------ Extracted data

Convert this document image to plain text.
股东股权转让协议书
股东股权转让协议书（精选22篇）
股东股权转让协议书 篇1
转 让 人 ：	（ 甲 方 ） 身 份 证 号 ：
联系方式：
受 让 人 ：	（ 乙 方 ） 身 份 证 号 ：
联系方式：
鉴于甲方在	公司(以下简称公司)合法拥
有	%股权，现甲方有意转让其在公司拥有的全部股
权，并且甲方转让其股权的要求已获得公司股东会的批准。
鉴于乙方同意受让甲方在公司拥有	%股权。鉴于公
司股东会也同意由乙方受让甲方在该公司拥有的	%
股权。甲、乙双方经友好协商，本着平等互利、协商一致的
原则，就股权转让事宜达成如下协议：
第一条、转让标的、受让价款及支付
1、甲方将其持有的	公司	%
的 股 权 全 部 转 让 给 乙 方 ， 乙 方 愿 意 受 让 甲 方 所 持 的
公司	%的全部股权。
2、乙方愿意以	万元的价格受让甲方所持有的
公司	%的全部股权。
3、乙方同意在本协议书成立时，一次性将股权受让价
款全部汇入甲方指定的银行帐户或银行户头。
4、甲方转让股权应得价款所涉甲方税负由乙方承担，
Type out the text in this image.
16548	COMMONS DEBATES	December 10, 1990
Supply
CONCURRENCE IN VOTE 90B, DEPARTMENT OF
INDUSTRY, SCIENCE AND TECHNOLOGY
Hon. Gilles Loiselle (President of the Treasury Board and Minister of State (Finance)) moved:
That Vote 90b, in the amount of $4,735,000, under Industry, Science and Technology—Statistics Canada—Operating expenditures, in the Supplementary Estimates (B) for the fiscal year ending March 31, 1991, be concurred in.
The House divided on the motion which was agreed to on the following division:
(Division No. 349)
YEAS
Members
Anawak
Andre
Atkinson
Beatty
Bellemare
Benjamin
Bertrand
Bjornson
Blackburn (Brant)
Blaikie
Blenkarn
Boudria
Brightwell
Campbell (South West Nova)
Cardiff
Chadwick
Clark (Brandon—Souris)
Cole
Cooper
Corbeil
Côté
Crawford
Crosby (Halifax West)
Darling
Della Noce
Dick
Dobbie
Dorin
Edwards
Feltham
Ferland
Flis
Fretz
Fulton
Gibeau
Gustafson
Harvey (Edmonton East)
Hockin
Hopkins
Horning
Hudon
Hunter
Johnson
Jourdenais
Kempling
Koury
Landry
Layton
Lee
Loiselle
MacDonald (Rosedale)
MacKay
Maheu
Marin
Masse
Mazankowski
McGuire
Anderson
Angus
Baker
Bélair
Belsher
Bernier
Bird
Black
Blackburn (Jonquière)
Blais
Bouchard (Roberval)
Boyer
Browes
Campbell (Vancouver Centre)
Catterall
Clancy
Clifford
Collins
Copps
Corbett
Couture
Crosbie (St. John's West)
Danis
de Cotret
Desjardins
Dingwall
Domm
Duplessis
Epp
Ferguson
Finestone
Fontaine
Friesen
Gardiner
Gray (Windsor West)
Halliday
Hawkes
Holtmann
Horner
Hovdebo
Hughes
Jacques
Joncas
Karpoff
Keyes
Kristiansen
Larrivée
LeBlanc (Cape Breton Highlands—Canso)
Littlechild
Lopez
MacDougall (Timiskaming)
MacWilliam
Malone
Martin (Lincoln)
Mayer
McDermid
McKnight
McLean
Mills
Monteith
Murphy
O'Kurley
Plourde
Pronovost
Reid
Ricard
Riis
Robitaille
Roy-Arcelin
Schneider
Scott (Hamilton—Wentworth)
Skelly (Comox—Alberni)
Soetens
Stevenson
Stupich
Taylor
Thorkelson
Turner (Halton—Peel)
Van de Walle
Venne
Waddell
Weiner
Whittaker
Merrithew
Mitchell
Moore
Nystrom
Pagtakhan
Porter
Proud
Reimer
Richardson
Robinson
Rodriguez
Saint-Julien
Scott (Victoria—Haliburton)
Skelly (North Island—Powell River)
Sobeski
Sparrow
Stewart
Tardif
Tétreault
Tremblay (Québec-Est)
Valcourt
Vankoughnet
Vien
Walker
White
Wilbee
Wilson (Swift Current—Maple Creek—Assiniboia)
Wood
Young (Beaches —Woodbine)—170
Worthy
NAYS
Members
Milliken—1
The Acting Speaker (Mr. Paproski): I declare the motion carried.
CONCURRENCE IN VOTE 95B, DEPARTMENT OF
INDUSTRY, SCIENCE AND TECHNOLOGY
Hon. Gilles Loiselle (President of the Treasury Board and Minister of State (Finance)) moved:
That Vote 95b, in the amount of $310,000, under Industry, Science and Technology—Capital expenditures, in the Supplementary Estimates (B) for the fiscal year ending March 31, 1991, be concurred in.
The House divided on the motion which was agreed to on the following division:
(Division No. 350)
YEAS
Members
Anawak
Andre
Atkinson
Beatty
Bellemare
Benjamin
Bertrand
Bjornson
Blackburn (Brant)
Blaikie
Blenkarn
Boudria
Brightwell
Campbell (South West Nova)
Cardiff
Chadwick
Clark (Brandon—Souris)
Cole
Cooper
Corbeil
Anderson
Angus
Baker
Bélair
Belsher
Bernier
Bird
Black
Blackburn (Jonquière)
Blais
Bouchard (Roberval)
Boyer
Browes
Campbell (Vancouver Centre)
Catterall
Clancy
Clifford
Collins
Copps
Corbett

------------

Scan the listing above. Gather each line that contains the word "expenditures".

That Vote 90b, in the amount of $4,735,000, under Industry, Science and Technology—Statistics Canada—Operating expenditures, in the Supplementary Estimates (B) for the fiscal year ending March 31, 1991, be concurred in.
That Vote 95b, in the amount of $310,000, under Industry, Science and Technology—Capital expenditures, in the Supplementary Estimates (B) for the fiscal year ending March 31, 1991, be concurred in.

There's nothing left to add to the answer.